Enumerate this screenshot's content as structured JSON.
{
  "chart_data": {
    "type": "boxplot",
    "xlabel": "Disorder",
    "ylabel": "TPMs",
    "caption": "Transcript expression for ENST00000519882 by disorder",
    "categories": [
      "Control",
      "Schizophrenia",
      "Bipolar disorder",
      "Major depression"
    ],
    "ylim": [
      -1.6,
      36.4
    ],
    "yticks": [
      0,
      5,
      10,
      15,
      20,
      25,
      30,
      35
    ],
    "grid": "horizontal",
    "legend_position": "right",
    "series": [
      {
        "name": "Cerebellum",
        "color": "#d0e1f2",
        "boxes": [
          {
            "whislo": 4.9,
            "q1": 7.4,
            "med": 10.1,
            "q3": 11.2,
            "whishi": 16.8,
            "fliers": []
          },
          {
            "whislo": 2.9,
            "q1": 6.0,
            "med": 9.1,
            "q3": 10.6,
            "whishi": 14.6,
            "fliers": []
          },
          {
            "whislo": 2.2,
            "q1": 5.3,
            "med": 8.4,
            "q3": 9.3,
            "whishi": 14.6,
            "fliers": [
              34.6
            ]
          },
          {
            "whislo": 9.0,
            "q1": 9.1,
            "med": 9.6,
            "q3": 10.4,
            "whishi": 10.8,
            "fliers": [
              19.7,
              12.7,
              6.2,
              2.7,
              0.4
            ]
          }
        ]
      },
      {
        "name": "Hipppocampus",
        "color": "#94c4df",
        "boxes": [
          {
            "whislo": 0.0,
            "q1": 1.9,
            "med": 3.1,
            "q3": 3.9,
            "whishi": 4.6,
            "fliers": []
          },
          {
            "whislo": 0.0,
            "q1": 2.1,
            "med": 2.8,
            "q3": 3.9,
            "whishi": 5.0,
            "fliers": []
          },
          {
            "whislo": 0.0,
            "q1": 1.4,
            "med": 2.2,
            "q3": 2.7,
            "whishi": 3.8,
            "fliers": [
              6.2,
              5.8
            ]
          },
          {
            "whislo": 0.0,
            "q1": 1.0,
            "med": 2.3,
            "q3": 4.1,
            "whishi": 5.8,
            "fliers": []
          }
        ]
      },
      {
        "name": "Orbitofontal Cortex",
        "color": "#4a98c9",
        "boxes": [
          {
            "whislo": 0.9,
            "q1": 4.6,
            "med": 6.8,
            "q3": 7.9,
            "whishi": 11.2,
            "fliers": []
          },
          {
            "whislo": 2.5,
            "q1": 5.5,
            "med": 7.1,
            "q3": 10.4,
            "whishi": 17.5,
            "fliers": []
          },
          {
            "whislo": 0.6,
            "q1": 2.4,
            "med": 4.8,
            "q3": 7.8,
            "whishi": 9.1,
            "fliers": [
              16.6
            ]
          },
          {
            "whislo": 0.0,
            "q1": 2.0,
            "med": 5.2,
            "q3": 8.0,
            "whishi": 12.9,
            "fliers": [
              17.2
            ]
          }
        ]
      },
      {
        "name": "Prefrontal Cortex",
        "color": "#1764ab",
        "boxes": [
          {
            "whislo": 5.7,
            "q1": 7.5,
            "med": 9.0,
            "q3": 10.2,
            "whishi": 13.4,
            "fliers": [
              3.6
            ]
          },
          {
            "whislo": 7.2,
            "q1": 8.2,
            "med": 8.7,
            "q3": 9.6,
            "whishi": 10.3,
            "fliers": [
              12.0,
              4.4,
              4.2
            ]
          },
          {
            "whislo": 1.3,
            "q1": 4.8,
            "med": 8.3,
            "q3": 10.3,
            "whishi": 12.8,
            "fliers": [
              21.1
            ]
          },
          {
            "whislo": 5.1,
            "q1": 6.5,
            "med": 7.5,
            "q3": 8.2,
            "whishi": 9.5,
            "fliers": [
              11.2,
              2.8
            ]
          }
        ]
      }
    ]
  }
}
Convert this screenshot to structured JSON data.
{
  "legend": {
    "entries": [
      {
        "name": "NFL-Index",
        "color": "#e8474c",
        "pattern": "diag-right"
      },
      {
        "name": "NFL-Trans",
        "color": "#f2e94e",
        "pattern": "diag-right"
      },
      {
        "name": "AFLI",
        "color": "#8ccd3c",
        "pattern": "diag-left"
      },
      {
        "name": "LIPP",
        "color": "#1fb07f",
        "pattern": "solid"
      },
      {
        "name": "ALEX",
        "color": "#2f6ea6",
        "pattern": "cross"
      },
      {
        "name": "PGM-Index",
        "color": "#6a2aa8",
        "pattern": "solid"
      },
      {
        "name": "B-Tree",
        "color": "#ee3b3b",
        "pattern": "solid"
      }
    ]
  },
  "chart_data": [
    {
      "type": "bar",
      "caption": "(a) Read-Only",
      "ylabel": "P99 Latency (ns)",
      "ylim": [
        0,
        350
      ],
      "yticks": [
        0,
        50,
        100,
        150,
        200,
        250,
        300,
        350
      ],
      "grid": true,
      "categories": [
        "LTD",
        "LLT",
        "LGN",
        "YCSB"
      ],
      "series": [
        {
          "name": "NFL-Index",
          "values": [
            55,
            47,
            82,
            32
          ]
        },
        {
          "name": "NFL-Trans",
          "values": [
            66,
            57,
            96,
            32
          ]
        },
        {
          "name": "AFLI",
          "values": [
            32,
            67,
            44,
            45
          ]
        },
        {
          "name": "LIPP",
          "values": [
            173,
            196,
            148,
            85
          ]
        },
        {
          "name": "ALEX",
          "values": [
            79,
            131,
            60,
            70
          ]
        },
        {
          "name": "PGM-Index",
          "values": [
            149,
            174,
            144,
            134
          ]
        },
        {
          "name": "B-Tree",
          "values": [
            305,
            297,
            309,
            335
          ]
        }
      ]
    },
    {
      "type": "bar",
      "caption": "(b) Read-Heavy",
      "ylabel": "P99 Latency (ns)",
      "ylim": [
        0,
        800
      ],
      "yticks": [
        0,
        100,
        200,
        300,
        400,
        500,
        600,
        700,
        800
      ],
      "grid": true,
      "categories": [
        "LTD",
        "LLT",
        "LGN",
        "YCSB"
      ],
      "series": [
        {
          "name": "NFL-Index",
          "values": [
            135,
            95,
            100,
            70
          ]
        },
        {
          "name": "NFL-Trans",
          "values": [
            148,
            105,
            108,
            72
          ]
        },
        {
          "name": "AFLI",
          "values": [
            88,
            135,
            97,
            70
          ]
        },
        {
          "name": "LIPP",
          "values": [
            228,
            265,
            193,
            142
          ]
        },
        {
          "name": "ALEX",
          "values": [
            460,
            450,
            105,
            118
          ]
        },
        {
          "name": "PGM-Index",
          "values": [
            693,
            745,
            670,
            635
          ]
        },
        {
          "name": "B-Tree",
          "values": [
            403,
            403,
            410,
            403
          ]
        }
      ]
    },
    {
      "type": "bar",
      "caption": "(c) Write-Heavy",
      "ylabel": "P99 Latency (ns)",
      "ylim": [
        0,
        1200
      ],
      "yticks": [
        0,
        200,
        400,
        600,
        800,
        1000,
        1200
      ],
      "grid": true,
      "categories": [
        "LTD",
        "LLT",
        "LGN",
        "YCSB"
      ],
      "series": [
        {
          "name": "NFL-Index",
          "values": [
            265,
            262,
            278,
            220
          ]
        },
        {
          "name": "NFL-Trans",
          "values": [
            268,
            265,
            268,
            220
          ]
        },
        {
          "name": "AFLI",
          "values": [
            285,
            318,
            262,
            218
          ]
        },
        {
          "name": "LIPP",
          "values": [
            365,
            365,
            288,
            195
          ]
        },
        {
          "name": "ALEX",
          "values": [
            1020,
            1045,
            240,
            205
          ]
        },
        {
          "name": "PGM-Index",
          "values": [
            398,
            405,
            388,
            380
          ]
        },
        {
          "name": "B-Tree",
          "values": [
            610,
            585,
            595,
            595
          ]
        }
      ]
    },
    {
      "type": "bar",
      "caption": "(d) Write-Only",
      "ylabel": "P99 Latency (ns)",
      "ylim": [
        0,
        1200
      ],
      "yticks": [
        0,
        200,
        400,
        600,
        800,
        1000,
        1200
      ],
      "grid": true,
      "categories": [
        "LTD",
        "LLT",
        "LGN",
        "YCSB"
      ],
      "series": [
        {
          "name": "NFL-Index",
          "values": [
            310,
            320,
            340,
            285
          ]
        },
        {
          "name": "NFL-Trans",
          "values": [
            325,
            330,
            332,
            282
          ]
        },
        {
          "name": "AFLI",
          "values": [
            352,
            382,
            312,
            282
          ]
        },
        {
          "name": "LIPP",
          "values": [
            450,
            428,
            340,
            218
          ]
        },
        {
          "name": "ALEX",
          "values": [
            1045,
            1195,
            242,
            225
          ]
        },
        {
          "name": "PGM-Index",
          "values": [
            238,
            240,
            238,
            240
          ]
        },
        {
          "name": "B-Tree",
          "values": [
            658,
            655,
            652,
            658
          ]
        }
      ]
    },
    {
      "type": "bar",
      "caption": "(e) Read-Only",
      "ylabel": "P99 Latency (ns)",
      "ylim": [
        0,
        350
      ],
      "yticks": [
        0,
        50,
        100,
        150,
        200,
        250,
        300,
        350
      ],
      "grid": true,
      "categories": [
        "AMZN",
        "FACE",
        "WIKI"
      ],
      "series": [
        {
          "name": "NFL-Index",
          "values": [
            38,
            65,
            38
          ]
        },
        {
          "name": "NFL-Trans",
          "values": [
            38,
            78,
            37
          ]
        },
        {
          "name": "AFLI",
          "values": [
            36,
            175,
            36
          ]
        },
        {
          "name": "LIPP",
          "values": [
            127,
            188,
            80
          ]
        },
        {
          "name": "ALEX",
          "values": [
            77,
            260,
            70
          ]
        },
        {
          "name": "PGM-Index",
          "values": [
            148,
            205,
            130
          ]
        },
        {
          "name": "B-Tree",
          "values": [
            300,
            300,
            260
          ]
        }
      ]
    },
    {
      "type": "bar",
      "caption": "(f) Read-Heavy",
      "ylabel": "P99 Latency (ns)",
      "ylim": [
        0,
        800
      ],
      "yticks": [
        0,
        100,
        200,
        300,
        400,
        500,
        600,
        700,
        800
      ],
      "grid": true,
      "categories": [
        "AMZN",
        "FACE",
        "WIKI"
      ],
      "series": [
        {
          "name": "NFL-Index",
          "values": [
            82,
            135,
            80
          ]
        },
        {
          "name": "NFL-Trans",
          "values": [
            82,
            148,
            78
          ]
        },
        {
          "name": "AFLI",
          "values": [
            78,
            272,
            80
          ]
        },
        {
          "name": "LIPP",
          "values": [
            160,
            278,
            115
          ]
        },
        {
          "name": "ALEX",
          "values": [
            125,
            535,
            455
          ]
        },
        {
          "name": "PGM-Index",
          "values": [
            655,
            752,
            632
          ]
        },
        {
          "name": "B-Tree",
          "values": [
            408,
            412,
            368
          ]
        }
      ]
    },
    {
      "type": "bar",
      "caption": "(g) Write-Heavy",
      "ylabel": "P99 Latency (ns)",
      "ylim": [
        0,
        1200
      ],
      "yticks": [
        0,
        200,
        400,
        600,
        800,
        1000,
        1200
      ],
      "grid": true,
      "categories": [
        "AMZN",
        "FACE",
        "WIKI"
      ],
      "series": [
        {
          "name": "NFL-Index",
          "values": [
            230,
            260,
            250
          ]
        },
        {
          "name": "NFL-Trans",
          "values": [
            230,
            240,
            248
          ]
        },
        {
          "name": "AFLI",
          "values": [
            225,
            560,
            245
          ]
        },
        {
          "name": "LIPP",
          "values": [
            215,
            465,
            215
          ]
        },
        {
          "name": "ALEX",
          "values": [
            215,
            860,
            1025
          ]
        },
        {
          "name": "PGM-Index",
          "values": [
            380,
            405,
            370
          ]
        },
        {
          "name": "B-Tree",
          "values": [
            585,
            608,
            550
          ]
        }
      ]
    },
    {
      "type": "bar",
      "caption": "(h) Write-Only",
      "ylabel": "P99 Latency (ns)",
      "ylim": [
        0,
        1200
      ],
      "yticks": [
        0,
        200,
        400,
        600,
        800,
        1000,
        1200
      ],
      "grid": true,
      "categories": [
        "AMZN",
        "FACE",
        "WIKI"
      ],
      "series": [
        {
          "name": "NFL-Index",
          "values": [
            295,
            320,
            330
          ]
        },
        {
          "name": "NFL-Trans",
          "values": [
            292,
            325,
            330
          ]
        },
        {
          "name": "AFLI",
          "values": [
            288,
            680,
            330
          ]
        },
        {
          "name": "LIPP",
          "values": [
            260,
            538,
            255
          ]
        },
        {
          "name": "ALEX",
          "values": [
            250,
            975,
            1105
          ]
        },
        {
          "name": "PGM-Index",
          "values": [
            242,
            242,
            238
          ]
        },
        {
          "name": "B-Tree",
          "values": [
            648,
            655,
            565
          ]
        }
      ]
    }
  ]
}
═══
= DO THIS =
Where a line above contains the word "Only", copy that line.

= EXERCISE RESULT =
      "caption": "(a) Read-Only",
      "caption": "(d) Write-Only",
      "caption": "(e) Read-Only",
      "caption": "(h) Write-Only",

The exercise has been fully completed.